* start STORED DATA *
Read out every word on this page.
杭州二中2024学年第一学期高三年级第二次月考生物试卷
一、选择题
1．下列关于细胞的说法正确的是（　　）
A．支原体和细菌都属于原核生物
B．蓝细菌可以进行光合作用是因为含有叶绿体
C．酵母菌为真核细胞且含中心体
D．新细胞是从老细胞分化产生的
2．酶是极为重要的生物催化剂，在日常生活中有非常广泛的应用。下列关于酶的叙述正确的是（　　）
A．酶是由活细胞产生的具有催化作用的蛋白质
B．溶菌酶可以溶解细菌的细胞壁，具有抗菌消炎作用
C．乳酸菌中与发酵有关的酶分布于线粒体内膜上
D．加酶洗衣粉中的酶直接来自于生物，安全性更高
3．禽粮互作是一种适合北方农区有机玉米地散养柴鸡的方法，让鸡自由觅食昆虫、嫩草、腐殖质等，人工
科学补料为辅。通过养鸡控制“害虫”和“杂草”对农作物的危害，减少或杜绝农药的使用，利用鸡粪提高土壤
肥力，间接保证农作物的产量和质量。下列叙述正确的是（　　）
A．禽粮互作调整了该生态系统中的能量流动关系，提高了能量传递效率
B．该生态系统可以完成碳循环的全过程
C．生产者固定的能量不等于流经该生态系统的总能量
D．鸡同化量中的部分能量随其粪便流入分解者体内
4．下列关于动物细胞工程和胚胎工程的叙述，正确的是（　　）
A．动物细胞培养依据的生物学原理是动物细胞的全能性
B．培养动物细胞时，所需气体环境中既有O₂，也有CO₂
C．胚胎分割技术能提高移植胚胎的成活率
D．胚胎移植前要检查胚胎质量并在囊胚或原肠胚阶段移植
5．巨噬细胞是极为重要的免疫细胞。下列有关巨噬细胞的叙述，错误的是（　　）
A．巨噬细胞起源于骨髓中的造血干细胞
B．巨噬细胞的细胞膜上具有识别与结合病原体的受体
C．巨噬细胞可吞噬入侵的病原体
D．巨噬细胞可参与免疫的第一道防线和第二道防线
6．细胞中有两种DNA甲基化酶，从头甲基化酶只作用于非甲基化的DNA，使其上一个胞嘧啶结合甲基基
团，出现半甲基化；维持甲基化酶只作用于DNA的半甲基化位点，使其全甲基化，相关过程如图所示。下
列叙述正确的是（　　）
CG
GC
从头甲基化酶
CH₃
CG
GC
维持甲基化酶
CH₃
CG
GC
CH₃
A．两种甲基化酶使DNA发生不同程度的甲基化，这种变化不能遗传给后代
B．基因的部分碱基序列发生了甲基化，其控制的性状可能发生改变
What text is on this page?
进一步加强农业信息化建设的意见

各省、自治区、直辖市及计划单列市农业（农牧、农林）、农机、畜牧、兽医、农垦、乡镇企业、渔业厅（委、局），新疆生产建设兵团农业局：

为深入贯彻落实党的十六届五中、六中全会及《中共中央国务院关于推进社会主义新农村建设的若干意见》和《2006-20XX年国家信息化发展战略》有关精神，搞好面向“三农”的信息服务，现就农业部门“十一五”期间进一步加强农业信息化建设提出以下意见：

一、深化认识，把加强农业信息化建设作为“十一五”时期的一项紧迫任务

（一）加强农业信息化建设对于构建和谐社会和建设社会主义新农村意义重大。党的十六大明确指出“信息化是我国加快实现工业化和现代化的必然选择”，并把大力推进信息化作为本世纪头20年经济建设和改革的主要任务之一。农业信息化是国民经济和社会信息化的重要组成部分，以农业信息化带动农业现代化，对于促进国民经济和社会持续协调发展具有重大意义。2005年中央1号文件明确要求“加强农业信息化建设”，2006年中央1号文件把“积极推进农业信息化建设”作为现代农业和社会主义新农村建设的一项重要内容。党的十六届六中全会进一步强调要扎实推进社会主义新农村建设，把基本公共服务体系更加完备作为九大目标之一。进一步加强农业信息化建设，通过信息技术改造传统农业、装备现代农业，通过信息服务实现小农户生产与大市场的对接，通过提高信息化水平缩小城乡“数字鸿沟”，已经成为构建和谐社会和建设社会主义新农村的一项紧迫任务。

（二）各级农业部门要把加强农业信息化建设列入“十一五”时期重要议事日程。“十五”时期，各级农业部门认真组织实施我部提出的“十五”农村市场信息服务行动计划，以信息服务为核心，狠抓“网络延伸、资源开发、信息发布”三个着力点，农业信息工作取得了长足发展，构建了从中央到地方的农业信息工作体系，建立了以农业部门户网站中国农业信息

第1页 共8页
* end STORED DATA *
Find all lines holding the string "page" and copy them.

Read out every word on this page.
What text is on this page?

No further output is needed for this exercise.